▶ **STORED DATA**:
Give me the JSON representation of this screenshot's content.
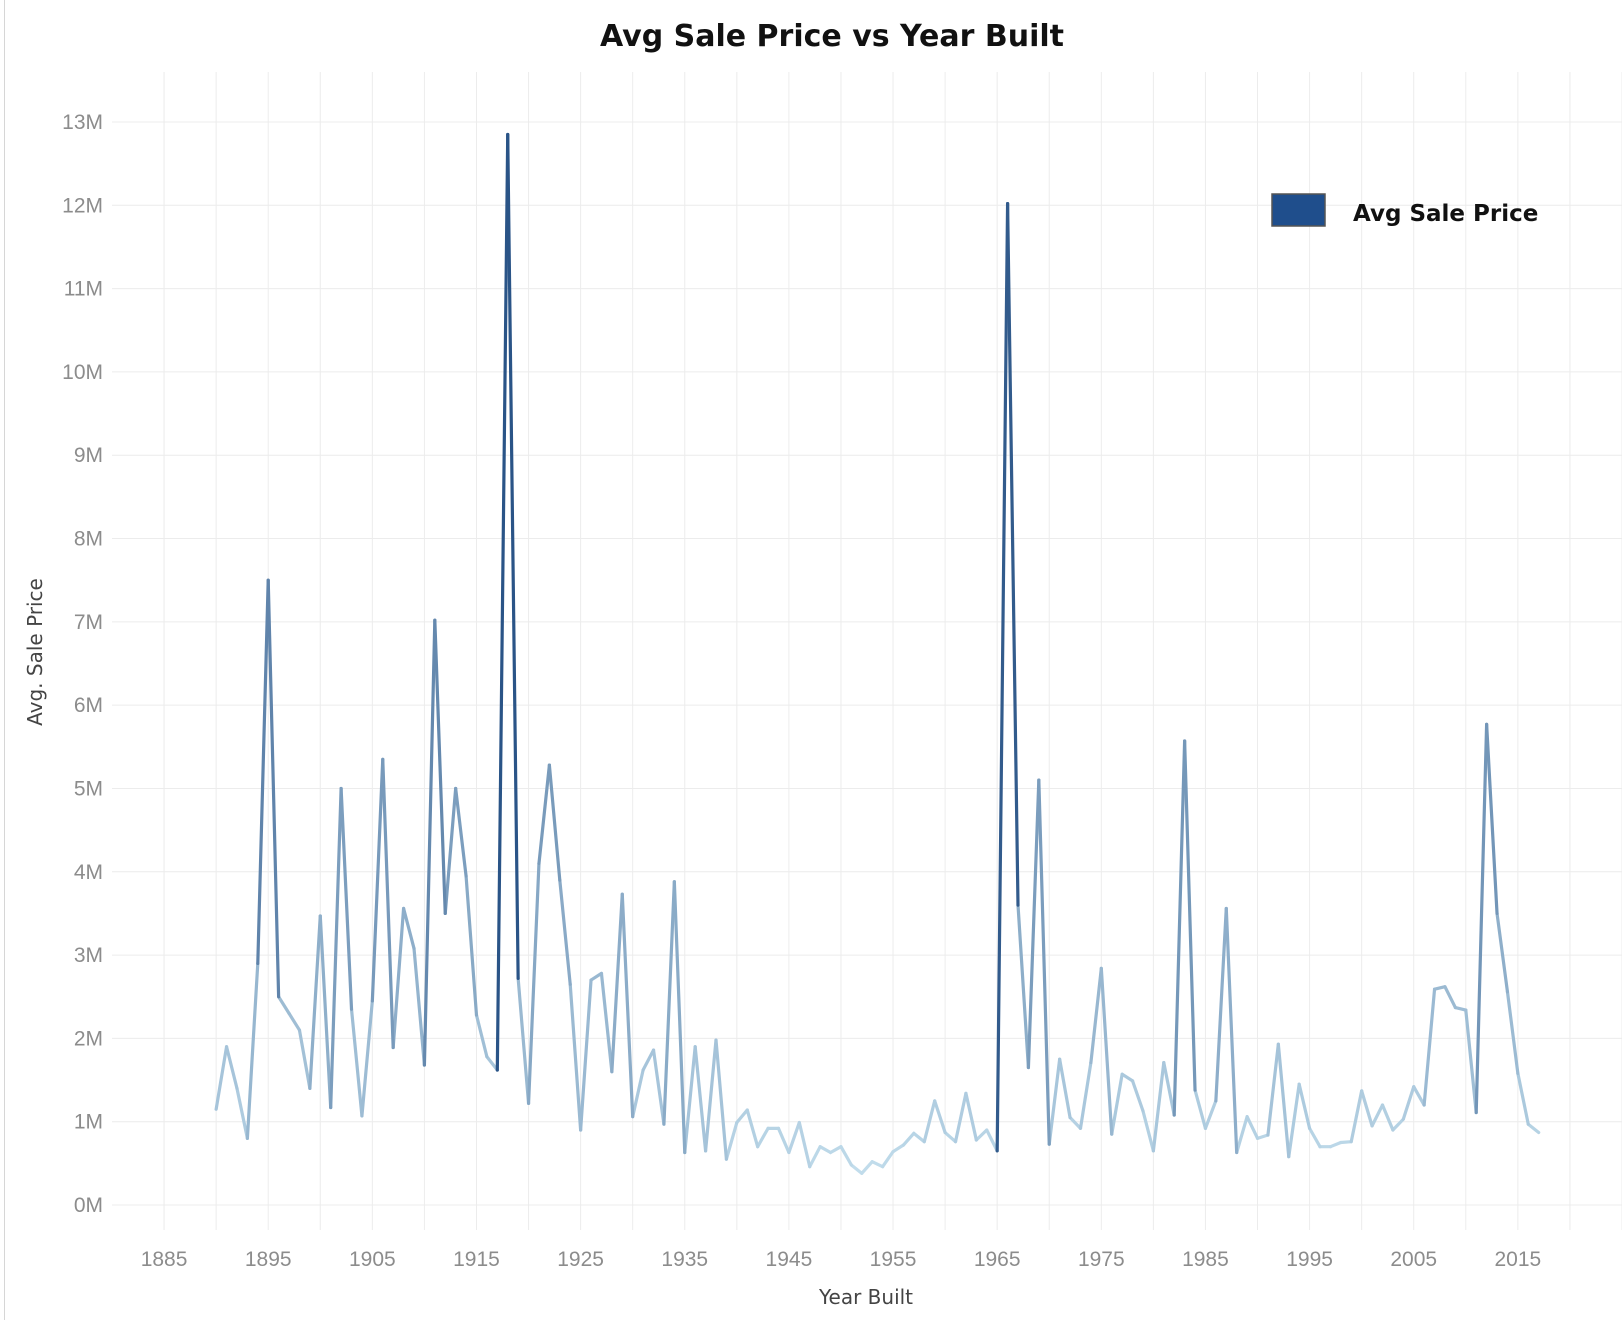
{
  "chart_data": {
    "type": "line",
    "title": "Avg Sale Price vs Year Built",
    "xlabel": "Year Built",
    "ylabel": "Avg. Sale Price",
    "xlim": [
      1880,
      2025
    ],
    "ylim": [
      -300000,
      13600000
    ],
    "x_ticks": [
      1885,
      1895,
      1905,
      1915,
      1925,
      1935,
      1945,
      1955,
      1965,
      1975,
      1985,
      1995,
      2005,
      2015
    ],
    "y_ticks": [
      0,
      1000000,
      2000000,
      3000000,
      4000000,
      5000000,
      6000000,
      7000000,
      8000000,
      9000000,
      10000000,
      11000000,
      12000000,
      13000000
    ],
    "y_tick_labels": [
      "0M",
      "1M",
      "2M",
      "3M",
      "4M",
      "5M",
      "6M",
      "7M",
      "8M",
      "9M",
      "10M",
      "11M",
      "12M",
      "13M"
    ],
    "grid": true,
    "legend": {
      "position": "top-right",
      "entries": [
        "Avg Sale Price"
      ]
    },
    "color_scale": {
      "low": "#c6e1ef",
      "high": "#2a5487",
      "legend_swatch": "#1f4e8c"
    },
    "series": [
      {
        "name": "Avg Sale Price",
        "x": [
          1890,
          1891,
          1892,
          1893,
          1894,
          1895,
          1896,
          1897,
          1898,
          1899,
          1900,
          1901,
          1902,
          1903,
          1904,
          1905,
          1906,
          1907,
          1908,
          1909,
          1910,
          1911,
          1912,
          1913,
          1914,
          1915,
          1916,
          1917,
          1918,
          1919,
          1920,
          1921,
          1922,
          1923,
          1924,
          1925,
          1926,
          1927,
          1928,
          1929,
          1930,
          1931,
          1932,
          1933,
          1934,
          1935,
          1936,
          1937,
          1938,
          1939,
          1940,
          1941,
          1942,
          1943,
          1944,
          1945,
          1946,
          1947,
          1948,
          1949,
          1950,
          1951,
          1952,
          1953,
          1954,
          1955,
          1956,
          1957,
          1958,
          1959,
          1960,
          1961,
          1962,
          1963,
          1964,
          1965,
          1966,
          1967,
          1968,
          1969,
          1970,
          1971,
          1972,
          1973,
          1974,
          1975,
          1976,
          1977,
          1978,
          1979,
          1980,
          1981,
          1982,
          1983,
          1984,
          1985,
          1986,
          1987,
          1988,
          1989,
          1990,
          1991,
          1992,
          1993,
          1994,
          1995,
          1996,
          1997,
          1998,
          1999,
          2000,
          2001,
          2002,
          2003,
          2004,
          2005,
          2006,
          2007,
          2008,
          2009,
          2010,
          2011,
          2012,
          2013,
          2014,
          2015,
          2016,
          2017
        ],
        "values": [
          1150000,
          1900000,
          1400000,
          800000,
          2900000,
          7500000,
          2500000,
          2300000,
          2100000,
          1400000,
          3470000,
          1170000,
          5000000,
          2350000,
          1070000,
          2450000,
          5350000,
          1890000,
          3560000,
          3080000,
          1680000,
          7020000,
          3500000,
          5000000,
          3950000,
          2280000,
          1780000,
          1620000,
          12850000,
          2720000,
          1220000,
          4100000,
          5280000,
          3900000,
          2650000,
          900000,
          2700000,
          2780000,
          1600000,
          3730000,
          1060000,
          1620000,
          1860000,
          970000,
          3880000,
          630000,
          1900000,
          650000,
          1980000,
          550000,
          990000,
          1140000,
          700000,
          920000,
          920000,
          630000,
          990000,
          460000,
          700000,
          630000,
          700000,
          480000,
          380000,
          520000,
          460000,
          640000,
          720000,
          860000,
          760000,
          1250000,
          870000,
          760000,
          1340000,
          780000,
          900000,
          650000,
          12020000,
          3600000,
          1650000,
          5100000,
          730000,
          1750000,
          1050000,
          920000,
          1710000,
          2840000,
          850000,
          1570000,
          1490000,
          1130000,
          650000,
          1710000,
          1080000,
          5570000,
          1380000,
          920000,
          1250000,
          3560000,
          630000,
          1060000,
          800000,
          840000,
          1930000,
          580000,
          1450000,
          920000,
          700000,
          700000,
          750000,
          760000,
          1370000,
          950000,
          1200000,
          900000,
          1030000,
          1420000,
          1200000,
          2590000,
          2620000,
          2370000,
          2340000,
          1110000,
          5770000,
          3500000,
          2560000,
          1580000,
          970000,
          870000
        ]
      }
    ]
  }
}
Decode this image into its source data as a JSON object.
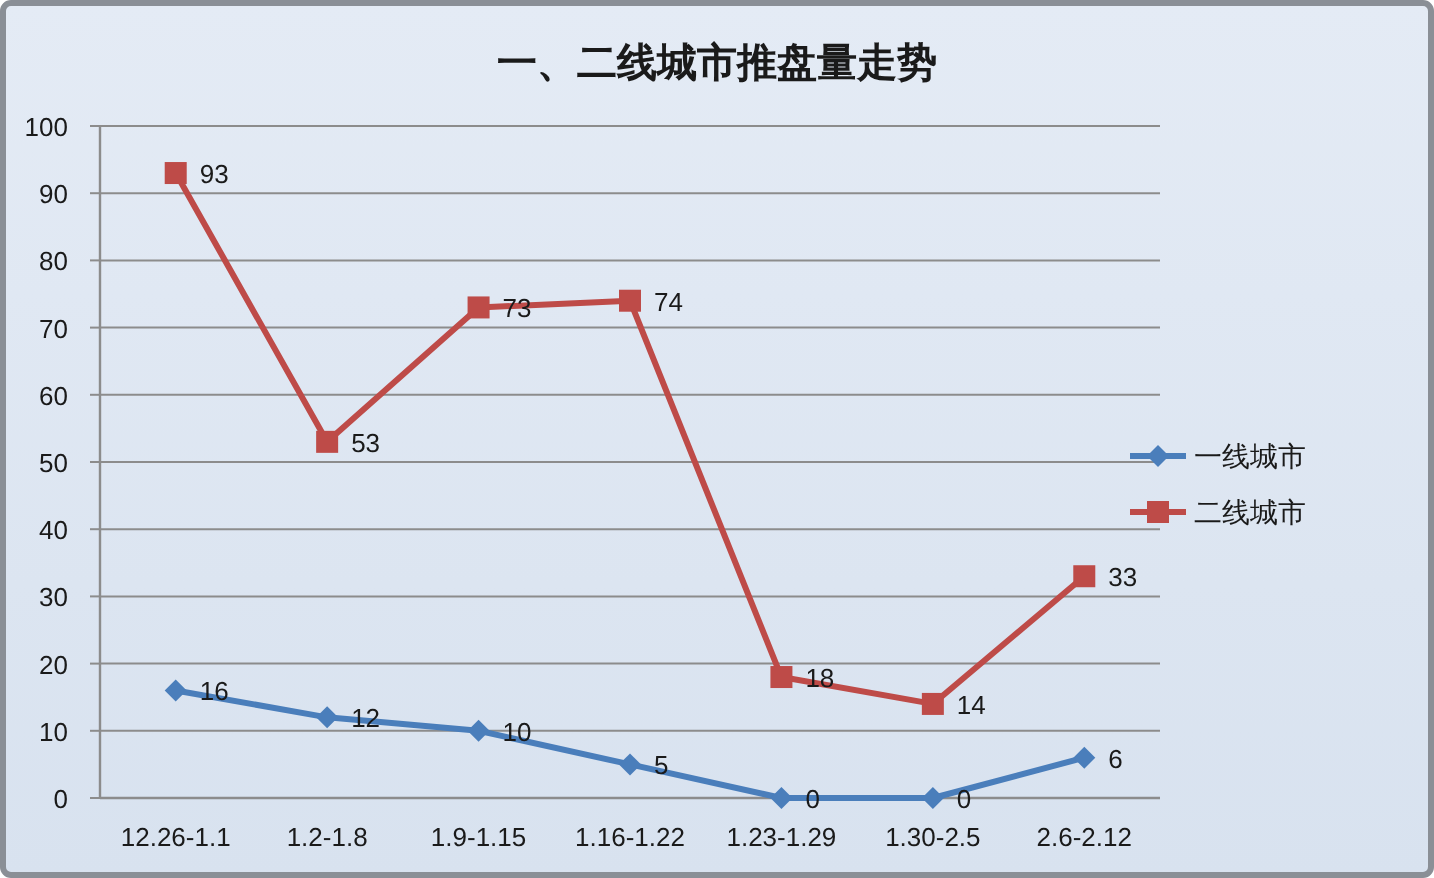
{
  "chart_data": {
    "type": "line",
    "title": "一、二线城市推盘量走势",
    "categories": [
      "12.26-1.1",
      "1.2-1.8",
      "1.9-1.15",
      "1.16-1.22",
      "1.23-1.29",
      "1.30-2.5",
      "2.6-2.12"
    ],
    "series": [
      {
        "name": "一线城市",
        "color": "#4a7ebb",
        "marker": "diamond",
        "values": [
          16,
          12,
          10,
          5,
          0,
          0,
          6
        ]
      },
      {
        "name": "二线城市",
        "color": "#be4b48",
        "marker": "square",
        "values": [
          93,
          53,
          73,
          74,
          18,
          14,
          33
        ]
      }
    ],
    "ylim": [
      0,
      100
    ],
    "yticks": [
      0,
      10,
      20,
      30,
      40,
      50,
      60,
      70,
      80,
      90,
      100
    ],
    "grid": "y",
    "legend": "right",
    "data_labels": true
  }
}
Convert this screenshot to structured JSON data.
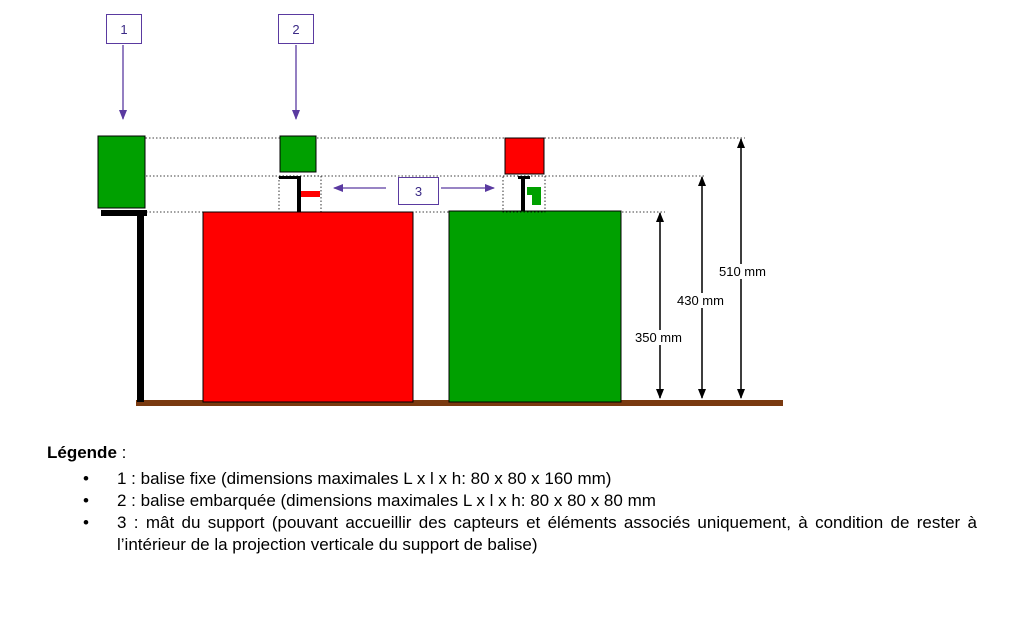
{
  "labels": {
    "one": "1",
    "two": "2",
    "three": "3"
  },
  "dimensions": {
    "d350": "350 mm",
    "d430": "430 mm",
    "d510": "510 mm"
  },
  "legend": {
    "title": "Légende",
    "title_suffix": " :",
    "bullet": "•",
    "items": [
      "1 : balise fixe (dimensions maximales L x l x h: 80 x 80 x 160 mm)",
      "2 : balise embarquée (dimensions maximales L x l x h: 80 x 80 x 80 mm",
      "3 : mât du support (pouvant accueillir des capteurs et éléments associés uniquement, à condition de rester à l’intérieur de la projection verticale du support de balise)"
    ]
  },
  "colors": {
    "red": "#ff0000",
    "green": "#00a000",
    "purple": "#5a3aa0",
    "ground": "#7a3a10"
  }
}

▶ **WHAT IS EXPECTED**:
Pictures in the data above should not be copied; transcribe everything else exactly.

▶ **EXERCISE ANSWER**:
Give me the JSON representation of this screenshot's content.
{
  "chart_data": {
    "type": "line",
    "title": "Avg Sale Price vs Year Built",
    "xlabel": "Year Built",
    "ylabel": "Avg. Sale Price",
    "xlim": [
      1880,
      2025
    ],
    "ylim": [
      -300000,
      13600000
    ],
    "x_ticks": [
      1885,
      1895,
      1905,
      1915,
      1925,
      1935,
      1945,
      1955,
      1965,
      1975,
      1985,
      1995,
      2005,
      2015
    ],
    "y_ticks": [
      0,
      1000000,
      2000000,
      3000000,
      4000000,
      5000000,
      6000000,
      7000000,
      8000000,
      9000000,
      10000000,
      11000000,
      12000000,
      13000000
    ],
    "y_tick_labels": [
      "0M",
      "1M",
      "2M",
      "3M",
      "4M",
      "5M",
      "6M",
      "7M",
      "8M",
      "9M",
      "10M",
      "11M",
      "12M",
      "13M"
    ],
    "grid": true,
    "legend": {
      "position": "top-right",
      "entries": [
        "Avg Sale Price"
      ]
    },
    "color_scale": {
      "low": "#c6e1ef",
      "high": "#2a5487",
      "legend_swatch": "#1f4e8c"
    },
    "series": [
      {
        "name": "Avg Sale Price",
        "x": [
          1890,
          1891,
          1892,
          1893,
          1894,
          1895,
          1896,
          1897,
          1898,
          1899,
          1900,
          1901,
          1902,
          1903,
          1904,
          1905,
          1906,
          1907,
          1908,
          1909,
          1910,
          1911,
          1912,
          1913,
          1914,
          1915,
          1916,
          1917,
          1918,
          1919,
          1920,
          1921,
          1922,
          1923,
          1924,
          1925,
          1926,
          1927,
          1928,
          1929,
          1930,
          1931,
          1932,
          1933,
          1934,
          1935,
          1936,
          1937,
          1938,
          1939,
          1940,
          1941,
          1942,
          1943,
          1944,
          1945,
          1946,
          1947,
          1948,
          1949,
          1950,
          1951,
          1952,
          1953,
          1954,
          1955,
          1956,
          1957,
          1958,
          1959,
          1960,
          1961,
          1962,
          1963,
          1964,
          1965,
          1966,
          1967,
          1968,
          1969,
          1970,
          1971,
          1972,
          1973,
          1974,
          1975,
          1976,
          1977,
          1978,
          1979,
          1980,
          1981,
          1982,
          1983,
          1984,
          1985,
          1986,
          1987,
          1988,
          1989,
          1990,
          1991,
          1992,
          1993,
          1994,
          1995,
          1996,
          1997,
          1998,
          1999,
          2000,
          2001,
          2002,
          2003,
          2004,
          2005,
          2006,
          2007,
          2008,
          2009,
          2010,
          2011,
          2012,
          2013,
          2014,
          2015,
          2016,
          2017
        ],
        "values": [
          1150000,
          1900000,
          1400000,
          800000,
          2900000,
          7500000,
          2500000,
          2300000,
          2100000,
          1400000,
          3470000,
          1170000,
          5000000,
          2350000,
          1070000,
          2450000,
          5350000,
          1890000,
          3560000,
          3080000,
          1680000,
          7020000,
          3500000,
          5000000,
          3950000,
          2280000,
          1780000,
          1620000,
          12850000,
          2720000,
          1220000,
          4100000,
          5280000,
          3900000,
          2650000,
          900000,
          2700000,
          2780000,
          1600000,
          3730000,
          1060000,
          1620000,
          1860000,
          970000,
          3880000,
          630000,
          1900000,
          650000,
          1980000,
          550000,
          990000,
          1140000,
          700000,
          920000,
          920000,
          630000,
          990000,
          460000,
          700000,
          630000,
          700000,
          480000,
          380000,
          520000,
          460000,
          640000,
          720000,
          860000,
          760000,
          1250000,
          870000,
          760000,
          1340000,
          780000,
          900000,
          650000,
          12020000,
          3600000,
          1650000,
          5100000,
          730000,
          1750000,
          1050000,
          920000,
          1710000,
          2840000,
          850000,
          1570000,
          1490000,
          1130000,
          650000,
          1710000,
          1080000,
          5570000,
          1380000,
          920000,
          1250000,
          3560000,
          630000,
          1060000,
          800000,
          840000,
          1930000,
          580000,
          1450000,
          920000,
          700000,
          700000,
          750000,
          760000,
          1370000,
          950000,
          1200000,
          900000,
          1030000,
          1420000,
          1200000,
          2590000,
          2620000,
          2370000,
          2340000,
          1110000,
          5770000,
          3500000,
          2560000,
          1580000,
          970000,
          870000
        ]
      }
    ]
  }
}
Decode this image into its source data as a JSON object.
{
  "chart_data": {
    "type": "line",
    "title": "一、二线城市推盘量走势",
    "categories": [
      "12.26-1.1",
      "1.2-1.8",
      "1.9-1.15",
      "1.16-1.22",
      "1.23-1.29",
      "1.30-2.5",
      "2.6-2.12"
    ],
    "series": [
      {
        "name": "一线城市",
        "color": "#4a7ebb",
        "marker": "diamond",
        "values": [
          16,
          12,
          10,
          5,
          0,
          0,
          6
        ]
      },
      {
        "name": "二线城市",
        "color": "#be4b48",
        "marker": "square",
        "values": [
          93,
          53,
          73,
          74,
          18,
          14,
          33
        ]
      }
    ],
    "ylim": [
      0,
      100
    ],
    "yticks": [
      0,
      10,
      20,
      30,
      40,
      50,
      60,
      70,
      80,
      90,
      100
    ],
    "grid": "y",
    "legend": "right",
    "data_labels": true
  }
}
Convert this screenshot to structured JSON data.
{
  "labels": {
    "one": "1",
    "two": "2",
    "three": "3"
  },
  "dimensions": {
    "d350": "350 mm",
    "d430": "430 mm",
    "d510": "510 mm"
  },
  "legend": {
    "title": "Légende",
    "title_suffix": " :",
    "bullet": "•",
    "items": [
      "1 : balise fixe (dimensions maximales L x l x h: 80 x 80 x 160 mm)",
      "2 : balise embarquée (dimensions maximales L x l x h: 80 x 80 x 80 mm",
      "3 : mât du support (pouvant accueillir des capteurs et éléments associés uniquement, à condition de rester à l’intérieur de la projection verticale du support de balise)"
    ]
  },
  "colors": {
    "red": "#ff0000",
    "green": "#00a000",
    "purple": "#5a3aa0",
    "ground": "#7a3a10"
  }
}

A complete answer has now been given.